:: STORED DATA ::

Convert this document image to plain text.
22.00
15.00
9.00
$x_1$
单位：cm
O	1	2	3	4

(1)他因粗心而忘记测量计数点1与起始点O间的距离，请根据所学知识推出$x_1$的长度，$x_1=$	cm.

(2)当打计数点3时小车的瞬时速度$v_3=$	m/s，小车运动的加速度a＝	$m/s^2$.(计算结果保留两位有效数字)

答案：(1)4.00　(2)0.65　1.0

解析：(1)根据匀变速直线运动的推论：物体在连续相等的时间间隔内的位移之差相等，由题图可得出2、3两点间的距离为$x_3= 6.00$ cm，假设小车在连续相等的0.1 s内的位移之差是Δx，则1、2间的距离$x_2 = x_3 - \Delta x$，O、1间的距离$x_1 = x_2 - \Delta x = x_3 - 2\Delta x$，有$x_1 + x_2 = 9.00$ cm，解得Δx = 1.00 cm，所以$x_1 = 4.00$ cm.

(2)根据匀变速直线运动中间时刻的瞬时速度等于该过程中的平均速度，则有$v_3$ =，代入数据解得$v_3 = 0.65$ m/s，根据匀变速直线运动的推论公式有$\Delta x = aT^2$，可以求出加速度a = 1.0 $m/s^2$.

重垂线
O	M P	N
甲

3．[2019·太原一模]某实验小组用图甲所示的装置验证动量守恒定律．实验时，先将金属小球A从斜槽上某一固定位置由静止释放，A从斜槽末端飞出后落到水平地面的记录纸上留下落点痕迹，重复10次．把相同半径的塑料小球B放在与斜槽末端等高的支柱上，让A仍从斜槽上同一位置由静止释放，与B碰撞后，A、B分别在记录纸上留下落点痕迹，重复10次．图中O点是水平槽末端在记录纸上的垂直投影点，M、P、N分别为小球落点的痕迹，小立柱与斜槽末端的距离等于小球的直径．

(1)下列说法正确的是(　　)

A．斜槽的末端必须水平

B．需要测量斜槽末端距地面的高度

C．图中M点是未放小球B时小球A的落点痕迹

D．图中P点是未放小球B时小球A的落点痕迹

:::

- **THE EXERCISE**: Every entry above needs to be quoted exactly.

- **IN RESPONSE**:
Convert this document image to plain text.
22.00
15.00
9.00
$x_1$
单位：cm
O	1	2	3	4

(1)他因粗心而忘记测量计数点1与起始点O间的距离，请根据所学知识推出$x_1$的长度，$x_1=$	cm.

(2)当打计数点3时小车的瞬时速度$v_3=$	m/s，小车运动的加速度a＝	$m/s^2$.(计算结果保留两位有效数字)

答案：(1)4.00　(2)0.65　1.0

解析：(1)根据匀变速直线运动的推论：物体在连续相等的时间间隔内的位移之差相等，由题图可得出2、3两点间的距离为$x_3= 6.00$ cm，假设小车在连续相等的0.1 s内的位移之差是Δx，则1、2间的距离$x_2 = x_3 - \Delta x$，O、1间的距离$x_1 = x_2 - \Delta x = x_3 - 2\Delta x$，有$x_1 + x_2 = 9.00$ cm，解得Δx = 1.00 cm，所以$x_1 = 4.00$ cm.

(2)根据匀变速直线运动中间时刻的瞬时速度等于该过程中的平均速度，则有$v_3$ =，代入数据解得$v_3 = 0.65$ m/s，根据匀变速直线运动的推论公式有$\Delta x = aT^2$，可以求出加速度a = 1.0 $m/s^2$.

重垂线
O	M P	N
甲

3．[2019·太原一模]某实验小组用图甲所示的装置验证动量守恒定律．实验时，先将金属小球A从斜槽上某一固定位置由静止释放，A从斜槽末端飞出后落到水平地面的记录纸上留下落点痕迹，重复10次．把相同半径的塑料小球B放在与斜槽末端等高的支柱上，让A仍从斜槽上同一位置由静止释放，与B碰撞后，A、B分别在记录纸上留下落点痕迹，重复10次．图中O点是水平槽末端在记录纸上的垂直投影点，M、P、N分别为小球落点的痕迹，小立柱与斜槽末端的距离等于小球的直径．

(1)下列说法正确的是(　　)

A．斜槽的末端必须水平

B．需要测量斜槽末端距地面的高度

C．图中M点是未放小球B时小球A的落点痕迹

D．图中P点是未放小球B时小球A的落点痕迹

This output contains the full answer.